>> start Records

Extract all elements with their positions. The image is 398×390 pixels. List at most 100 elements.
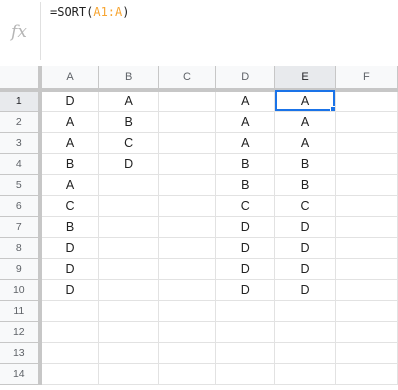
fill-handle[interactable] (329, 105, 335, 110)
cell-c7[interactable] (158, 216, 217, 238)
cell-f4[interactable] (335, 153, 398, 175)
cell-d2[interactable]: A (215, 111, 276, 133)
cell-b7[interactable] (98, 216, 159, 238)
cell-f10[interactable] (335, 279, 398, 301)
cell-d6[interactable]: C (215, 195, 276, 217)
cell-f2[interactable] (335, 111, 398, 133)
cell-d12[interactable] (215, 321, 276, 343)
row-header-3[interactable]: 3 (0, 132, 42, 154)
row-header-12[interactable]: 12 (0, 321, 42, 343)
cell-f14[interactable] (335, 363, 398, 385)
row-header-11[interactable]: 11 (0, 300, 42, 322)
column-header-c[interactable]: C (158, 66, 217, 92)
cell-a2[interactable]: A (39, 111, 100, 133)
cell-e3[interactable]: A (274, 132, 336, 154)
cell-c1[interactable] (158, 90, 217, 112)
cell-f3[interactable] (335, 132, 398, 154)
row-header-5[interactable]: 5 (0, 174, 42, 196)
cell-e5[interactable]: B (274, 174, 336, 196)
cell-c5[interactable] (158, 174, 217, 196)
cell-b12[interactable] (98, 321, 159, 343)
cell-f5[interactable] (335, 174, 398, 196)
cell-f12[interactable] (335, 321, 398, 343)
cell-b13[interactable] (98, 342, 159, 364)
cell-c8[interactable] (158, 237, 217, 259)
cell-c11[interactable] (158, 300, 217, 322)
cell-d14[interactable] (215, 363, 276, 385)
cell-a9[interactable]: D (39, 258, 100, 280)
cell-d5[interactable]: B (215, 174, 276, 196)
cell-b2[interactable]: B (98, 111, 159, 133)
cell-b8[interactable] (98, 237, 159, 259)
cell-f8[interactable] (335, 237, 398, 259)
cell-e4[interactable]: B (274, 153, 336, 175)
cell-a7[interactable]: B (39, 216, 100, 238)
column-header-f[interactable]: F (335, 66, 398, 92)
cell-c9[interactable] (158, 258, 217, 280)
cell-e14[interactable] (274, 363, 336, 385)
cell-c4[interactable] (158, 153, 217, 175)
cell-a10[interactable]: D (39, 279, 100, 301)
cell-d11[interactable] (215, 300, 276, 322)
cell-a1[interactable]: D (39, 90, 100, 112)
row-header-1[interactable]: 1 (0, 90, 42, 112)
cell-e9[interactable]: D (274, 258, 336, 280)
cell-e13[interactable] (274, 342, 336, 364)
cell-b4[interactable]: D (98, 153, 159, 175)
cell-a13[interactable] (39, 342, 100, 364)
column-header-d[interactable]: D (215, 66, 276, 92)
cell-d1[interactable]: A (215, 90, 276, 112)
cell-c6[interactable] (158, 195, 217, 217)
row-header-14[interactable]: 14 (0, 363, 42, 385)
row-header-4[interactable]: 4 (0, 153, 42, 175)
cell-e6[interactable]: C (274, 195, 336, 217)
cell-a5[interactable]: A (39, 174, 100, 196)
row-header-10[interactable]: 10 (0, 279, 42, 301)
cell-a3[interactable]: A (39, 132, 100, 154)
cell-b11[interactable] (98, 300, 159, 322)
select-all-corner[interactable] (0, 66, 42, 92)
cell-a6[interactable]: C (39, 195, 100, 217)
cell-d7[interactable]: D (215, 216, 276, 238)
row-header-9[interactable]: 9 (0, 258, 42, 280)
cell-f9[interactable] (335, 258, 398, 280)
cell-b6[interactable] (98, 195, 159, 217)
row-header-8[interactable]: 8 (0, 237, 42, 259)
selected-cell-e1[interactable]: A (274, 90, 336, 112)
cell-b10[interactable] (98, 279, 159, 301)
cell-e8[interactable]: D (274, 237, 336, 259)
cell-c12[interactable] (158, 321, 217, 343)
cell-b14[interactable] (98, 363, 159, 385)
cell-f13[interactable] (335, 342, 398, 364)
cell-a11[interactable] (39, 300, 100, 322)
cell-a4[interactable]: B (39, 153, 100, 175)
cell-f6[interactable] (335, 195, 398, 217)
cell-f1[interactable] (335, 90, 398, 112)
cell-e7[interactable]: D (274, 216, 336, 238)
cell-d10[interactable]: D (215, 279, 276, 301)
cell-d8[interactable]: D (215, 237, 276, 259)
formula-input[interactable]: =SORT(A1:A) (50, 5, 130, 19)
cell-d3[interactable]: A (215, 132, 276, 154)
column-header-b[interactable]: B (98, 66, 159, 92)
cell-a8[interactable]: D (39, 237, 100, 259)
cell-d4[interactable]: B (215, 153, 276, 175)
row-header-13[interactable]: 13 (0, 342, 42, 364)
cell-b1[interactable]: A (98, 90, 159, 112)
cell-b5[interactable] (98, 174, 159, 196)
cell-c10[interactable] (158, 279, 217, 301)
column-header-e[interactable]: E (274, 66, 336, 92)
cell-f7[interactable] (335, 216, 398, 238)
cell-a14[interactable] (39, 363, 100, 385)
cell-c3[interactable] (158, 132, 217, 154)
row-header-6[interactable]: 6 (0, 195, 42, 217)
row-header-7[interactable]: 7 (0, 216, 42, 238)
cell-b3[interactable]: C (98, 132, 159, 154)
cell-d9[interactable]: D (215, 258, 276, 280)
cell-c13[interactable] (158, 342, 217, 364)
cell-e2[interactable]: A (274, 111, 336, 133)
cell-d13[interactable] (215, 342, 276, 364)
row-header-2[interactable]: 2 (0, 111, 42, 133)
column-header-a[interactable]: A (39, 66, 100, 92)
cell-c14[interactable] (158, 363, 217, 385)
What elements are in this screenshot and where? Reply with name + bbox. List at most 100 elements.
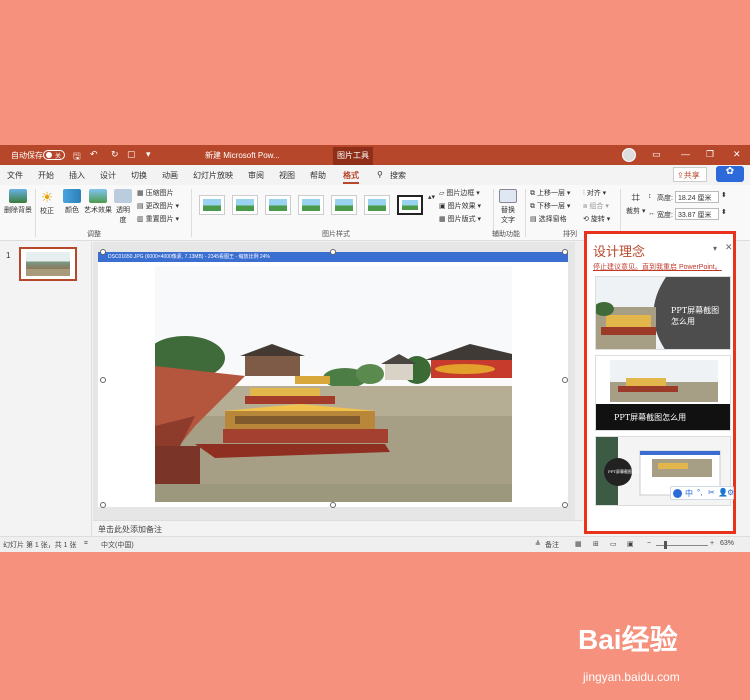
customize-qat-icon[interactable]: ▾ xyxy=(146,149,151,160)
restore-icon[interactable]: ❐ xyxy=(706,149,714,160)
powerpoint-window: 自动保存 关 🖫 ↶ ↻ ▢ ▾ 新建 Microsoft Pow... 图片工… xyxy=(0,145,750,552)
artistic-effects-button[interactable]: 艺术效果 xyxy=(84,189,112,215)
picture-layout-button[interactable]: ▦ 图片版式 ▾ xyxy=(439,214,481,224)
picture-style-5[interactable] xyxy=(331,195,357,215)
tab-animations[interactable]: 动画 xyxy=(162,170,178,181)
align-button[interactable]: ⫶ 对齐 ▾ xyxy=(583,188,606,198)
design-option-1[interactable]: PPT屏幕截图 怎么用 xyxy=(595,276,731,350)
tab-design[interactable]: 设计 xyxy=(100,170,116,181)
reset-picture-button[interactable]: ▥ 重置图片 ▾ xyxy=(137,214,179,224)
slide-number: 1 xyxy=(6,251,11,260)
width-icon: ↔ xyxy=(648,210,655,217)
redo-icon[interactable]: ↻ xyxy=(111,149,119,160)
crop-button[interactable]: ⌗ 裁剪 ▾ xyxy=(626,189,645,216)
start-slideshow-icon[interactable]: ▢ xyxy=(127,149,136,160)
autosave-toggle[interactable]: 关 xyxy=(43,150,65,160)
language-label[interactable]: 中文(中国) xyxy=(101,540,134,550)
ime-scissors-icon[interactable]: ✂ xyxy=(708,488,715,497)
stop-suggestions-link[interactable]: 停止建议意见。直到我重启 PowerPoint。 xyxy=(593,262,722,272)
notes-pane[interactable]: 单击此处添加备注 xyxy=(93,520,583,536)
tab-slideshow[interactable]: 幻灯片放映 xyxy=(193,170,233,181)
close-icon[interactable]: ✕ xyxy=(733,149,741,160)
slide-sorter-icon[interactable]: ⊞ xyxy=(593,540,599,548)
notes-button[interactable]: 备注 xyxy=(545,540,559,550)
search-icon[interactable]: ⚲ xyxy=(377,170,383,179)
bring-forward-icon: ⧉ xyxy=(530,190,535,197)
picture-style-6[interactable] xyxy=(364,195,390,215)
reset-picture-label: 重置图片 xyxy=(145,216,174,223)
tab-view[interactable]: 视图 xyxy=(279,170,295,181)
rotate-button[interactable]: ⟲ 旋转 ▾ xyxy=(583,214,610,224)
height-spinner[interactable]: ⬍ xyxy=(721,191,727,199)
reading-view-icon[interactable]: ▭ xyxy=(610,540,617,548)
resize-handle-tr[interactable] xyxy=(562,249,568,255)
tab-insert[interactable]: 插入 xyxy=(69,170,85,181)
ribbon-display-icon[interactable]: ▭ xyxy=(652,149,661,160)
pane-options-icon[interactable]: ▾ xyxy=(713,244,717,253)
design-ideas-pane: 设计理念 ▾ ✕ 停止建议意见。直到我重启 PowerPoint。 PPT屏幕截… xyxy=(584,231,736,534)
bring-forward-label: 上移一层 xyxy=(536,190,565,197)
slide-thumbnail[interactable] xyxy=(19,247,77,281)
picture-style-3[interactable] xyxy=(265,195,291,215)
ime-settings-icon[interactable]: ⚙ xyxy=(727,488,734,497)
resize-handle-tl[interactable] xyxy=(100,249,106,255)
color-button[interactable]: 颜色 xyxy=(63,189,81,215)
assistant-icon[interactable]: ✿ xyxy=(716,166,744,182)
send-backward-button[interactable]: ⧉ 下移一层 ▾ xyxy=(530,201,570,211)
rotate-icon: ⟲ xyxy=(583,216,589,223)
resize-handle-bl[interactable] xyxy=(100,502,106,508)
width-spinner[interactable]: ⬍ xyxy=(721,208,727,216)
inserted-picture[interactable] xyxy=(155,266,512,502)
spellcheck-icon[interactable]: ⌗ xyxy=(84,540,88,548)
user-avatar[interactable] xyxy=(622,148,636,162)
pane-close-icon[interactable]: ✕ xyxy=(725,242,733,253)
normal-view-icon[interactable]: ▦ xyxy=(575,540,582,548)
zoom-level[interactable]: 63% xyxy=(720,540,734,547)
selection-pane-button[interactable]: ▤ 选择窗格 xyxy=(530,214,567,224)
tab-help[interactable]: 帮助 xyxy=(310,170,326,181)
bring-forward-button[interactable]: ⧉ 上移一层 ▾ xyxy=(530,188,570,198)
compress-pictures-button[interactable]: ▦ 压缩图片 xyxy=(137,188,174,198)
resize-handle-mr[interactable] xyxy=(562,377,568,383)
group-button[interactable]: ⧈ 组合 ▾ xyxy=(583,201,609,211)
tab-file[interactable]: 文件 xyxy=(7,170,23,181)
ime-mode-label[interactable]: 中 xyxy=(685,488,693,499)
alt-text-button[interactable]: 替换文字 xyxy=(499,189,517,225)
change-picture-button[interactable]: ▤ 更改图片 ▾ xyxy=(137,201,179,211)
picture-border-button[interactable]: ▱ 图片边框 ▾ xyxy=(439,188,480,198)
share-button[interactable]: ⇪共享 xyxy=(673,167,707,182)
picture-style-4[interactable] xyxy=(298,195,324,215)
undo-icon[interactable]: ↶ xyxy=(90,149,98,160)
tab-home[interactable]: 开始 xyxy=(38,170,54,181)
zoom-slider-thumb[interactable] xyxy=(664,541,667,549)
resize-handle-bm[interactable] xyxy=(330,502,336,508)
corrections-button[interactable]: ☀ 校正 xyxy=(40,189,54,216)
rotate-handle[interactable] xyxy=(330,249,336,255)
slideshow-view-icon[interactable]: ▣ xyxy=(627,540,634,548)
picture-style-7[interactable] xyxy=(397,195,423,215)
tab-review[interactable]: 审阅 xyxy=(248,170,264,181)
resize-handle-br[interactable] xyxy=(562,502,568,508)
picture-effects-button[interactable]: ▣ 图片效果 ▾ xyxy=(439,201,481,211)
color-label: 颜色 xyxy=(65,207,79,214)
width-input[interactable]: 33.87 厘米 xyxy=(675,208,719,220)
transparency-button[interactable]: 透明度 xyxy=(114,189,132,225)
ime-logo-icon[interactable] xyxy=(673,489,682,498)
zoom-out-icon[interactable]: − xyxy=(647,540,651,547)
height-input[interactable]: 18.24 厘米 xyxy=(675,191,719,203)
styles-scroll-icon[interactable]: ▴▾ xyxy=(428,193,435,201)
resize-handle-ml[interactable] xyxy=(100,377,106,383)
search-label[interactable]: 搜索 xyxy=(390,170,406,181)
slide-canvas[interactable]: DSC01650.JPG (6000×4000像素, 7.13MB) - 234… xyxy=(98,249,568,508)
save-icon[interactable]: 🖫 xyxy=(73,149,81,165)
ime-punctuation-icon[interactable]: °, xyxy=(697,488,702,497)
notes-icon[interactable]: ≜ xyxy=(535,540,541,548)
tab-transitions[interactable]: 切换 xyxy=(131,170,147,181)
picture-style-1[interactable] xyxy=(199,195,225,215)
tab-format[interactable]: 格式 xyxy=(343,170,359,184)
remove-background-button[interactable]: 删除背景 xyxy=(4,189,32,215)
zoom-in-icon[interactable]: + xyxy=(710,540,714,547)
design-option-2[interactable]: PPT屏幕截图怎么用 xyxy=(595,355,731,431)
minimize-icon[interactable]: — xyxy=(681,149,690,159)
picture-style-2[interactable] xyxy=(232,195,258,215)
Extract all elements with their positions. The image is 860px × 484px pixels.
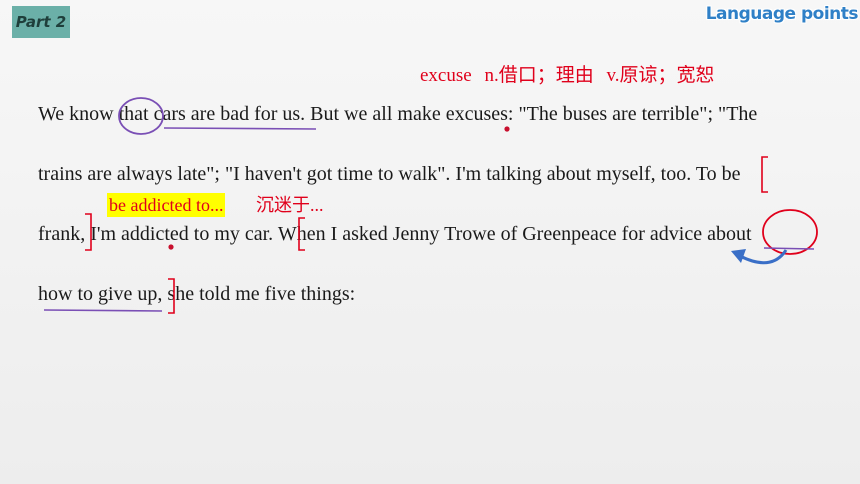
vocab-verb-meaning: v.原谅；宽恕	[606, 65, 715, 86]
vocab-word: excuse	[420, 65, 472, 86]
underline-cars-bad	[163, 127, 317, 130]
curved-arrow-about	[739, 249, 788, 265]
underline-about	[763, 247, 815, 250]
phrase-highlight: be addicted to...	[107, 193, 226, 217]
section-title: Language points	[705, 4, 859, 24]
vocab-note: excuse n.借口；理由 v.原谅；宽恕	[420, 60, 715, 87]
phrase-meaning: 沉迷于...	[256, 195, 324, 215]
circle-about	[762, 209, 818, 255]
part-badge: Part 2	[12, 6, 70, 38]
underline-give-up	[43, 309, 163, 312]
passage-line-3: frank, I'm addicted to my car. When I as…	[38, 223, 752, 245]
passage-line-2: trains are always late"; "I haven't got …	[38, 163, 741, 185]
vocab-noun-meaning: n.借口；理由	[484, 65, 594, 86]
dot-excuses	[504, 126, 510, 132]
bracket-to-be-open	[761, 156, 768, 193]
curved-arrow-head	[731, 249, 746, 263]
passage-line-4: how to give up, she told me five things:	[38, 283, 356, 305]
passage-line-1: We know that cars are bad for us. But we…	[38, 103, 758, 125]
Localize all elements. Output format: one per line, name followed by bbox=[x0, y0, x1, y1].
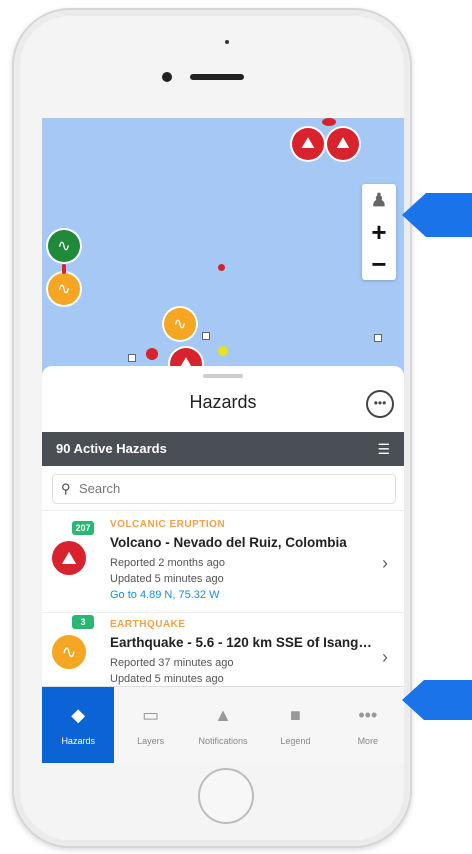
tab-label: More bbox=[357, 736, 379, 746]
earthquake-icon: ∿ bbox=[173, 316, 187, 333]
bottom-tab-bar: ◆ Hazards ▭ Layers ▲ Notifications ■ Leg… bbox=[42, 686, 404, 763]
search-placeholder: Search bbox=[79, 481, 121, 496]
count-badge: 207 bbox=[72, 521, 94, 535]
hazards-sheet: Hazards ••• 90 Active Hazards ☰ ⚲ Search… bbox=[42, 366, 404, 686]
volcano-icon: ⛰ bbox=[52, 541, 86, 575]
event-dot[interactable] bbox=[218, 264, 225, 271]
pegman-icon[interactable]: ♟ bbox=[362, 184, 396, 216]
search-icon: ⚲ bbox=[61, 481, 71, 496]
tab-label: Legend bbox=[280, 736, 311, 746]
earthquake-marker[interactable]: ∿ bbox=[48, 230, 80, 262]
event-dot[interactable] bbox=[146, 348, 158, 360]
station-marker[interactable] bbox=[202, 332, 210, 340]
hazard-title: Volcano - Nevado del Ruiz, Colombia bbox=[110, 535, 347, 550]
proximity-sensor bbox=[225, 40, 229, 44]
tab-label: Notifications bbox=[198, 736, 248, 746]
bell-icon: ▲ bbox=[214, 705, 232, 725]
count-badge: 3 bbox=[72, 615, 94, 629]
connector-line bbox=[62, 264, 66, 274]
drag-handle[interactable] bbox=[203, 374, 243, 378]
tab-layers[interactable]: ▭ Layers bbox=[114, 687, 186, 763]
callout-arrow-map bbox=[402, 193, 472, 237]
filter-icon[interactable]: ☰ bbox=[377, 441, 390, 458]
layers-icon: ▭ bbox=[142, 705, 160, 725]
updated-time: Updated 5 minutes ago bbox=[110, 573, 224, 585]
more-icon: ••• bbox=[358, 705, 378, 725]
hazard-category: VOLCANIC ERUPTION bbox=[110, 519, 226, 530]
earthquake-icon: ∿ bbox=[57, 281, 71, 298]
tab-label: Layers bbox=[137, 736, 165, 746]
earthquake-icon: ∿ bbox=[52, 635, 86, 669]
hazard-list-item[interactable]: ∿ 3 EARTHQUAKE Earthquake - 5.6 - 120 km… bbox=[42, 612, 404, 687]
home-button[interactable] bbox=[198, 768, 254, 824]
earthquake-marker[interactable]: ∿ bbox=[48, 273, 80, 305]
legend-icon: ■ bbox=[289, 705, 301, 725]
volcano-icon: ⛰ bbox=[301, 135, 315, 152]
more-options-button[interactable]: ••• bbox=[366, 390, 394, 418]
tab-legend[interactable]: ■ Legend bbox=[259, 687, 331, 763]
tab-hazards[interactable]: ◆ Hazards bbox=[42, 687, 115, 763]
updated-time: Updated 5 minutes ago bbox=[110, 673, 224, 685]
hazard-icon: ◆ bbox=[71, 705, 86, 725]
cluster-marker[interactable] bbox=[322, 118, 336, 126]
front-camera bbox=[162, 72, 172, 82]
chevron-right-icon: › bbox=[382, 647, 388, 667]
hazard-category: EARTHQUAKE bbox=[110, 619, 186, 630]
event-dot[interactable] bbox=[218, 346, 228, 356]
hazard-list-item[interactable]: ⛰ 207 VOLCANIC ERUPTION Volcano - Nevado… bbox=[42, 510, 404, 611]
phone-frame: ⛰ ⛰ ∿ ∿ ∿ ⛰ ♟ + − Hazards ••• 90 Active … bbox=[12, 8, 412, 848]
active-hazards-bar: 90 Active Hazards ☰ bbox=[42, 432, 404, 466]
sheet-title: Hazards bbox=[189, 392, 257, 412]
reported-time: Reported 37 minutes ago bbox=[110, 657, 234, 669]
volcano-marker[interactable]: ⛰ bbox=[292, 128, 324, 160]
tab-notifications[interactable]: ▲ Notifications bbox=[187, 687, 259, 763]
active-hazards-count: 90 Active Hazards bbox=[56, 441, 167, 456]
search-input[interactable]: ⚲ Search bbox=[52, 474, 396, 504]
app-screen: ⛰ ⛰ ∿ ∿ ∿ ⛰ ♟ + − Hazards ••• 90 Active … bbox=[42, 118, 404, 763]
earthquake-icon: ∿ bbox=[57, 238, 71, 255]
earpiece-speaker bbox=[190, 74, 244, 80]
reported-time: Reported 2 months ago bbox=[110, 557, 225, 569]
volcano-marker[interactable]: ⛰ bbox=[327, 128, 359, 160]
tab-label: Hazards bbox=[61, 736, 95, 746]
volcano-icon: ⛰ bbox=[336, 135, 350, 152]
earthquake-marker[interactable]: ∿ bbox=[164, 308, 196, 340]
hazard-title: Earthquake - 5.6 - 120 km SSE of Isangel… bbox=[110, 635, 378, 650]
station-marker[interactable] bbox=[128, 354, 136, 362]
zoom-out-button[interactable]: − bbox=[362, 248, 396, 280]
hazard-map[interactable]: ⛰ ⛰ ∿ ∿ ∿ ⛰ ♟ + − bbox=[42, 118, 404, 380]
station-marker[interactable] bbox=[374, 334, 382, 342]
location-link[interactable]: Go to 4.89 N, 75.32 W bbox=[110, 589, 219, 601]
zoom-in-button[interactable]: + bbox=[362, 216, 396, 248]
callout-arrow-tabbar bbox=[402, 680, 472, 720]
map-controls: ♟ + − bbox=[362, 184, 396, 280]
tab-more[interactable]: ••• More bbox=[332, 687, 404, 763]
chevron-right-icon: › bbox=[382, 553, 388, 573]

>> end Records

**Work to complete**
Echo the lines from the one containing "tab-label: More bbox=[357, 736, 379, 746]" up to and including the one containing "hazard-list-item[interactable]: ∿ 3".

**Task answer**
tab-label: More bbox=[357, 736, 379, 746]
earthquake-icon: ∿ bbox=[173, 316, 187, 333]
bottom-tab-bar: ◆ Hazards ▭ Layers ▲ Notifications ■ Leg… bbox=[42, 686, 404, 763]
search-placeholder: Search bbox=[79, 481, 121, 496]
count-badge: 207 bbox=[72, 521, 94, 535]
hazards-sheet: Hazards ••• 90 Active Hazards ☰ ⚲ Search… bbox=[42, 366, 404, 686]
volcano-icon: ⛰ bbox=[52, 541, 86, 575]
event-dot[interactable] bbox=[218, 264, 225, 271]
pegman-icon[interactable]: ♟ bbox=[362, 184, 396, 216]
search-icon: ⚲ bbox=[61, 481, 71, 496]
tab-label: Legend bbox=[280, 736, 311, 746]
earthquake-marker[interactable]: ∿ bbox=[48, 230, 80, 262]
event-dot[interactable] bbox=[146, 348, 158, 360]
station-marker[interactable] bbox=[202, 332, 210, 340]
hazard-title: Volcano - Nevado del Ruiz, Colombia bbox=[110, 535, 347, 550]
proximity-sensor bbox=[225, 40, 229, 44]
tab-label: Notifications bbox=[198, 736, 248, 746]
bell-icon: ▲ bbox=[214, 705, 232, 725]
count-badge: 3 bbox=[72, 615, 94, 629]
connector-line bbox=[62, 264, 66, 274]
drag-handle[interactable] bbox=[203, 374, 243, 378]
tab-layers[interactable]: ▭ Layers bbox=[114, 687, 186, 763]
callout-arrow-map bbox=[402, 193, 472, 237]
filter-icon[interactable]: ☰ bbox=[377, 441, 390, 458]
layers-icon: ▭ bbox=[142, 705, 160, 725]
updated-time: Updated 5 minutes ago bbox=[110, 573, 224, 585]
more-icon: ••• bbox=[358, 705, 378, 725]
hazard-category: VOLCANIC ERUPTION bbox=[110, 519, 226, 530]
earthquake-icon: ∿ bbox=[57, 281, 71, 298]
tab-label: Layers bbox=[137, 736, 165, 746]
earthquake-icon: ∿ bbox=[52, 635, 86, 669]
hazard-list-item[interactable]: ∿ 3 EARTHQUAKE Earthquake - 5.6 - 120 km… bbox=[42, 612, 404, 687]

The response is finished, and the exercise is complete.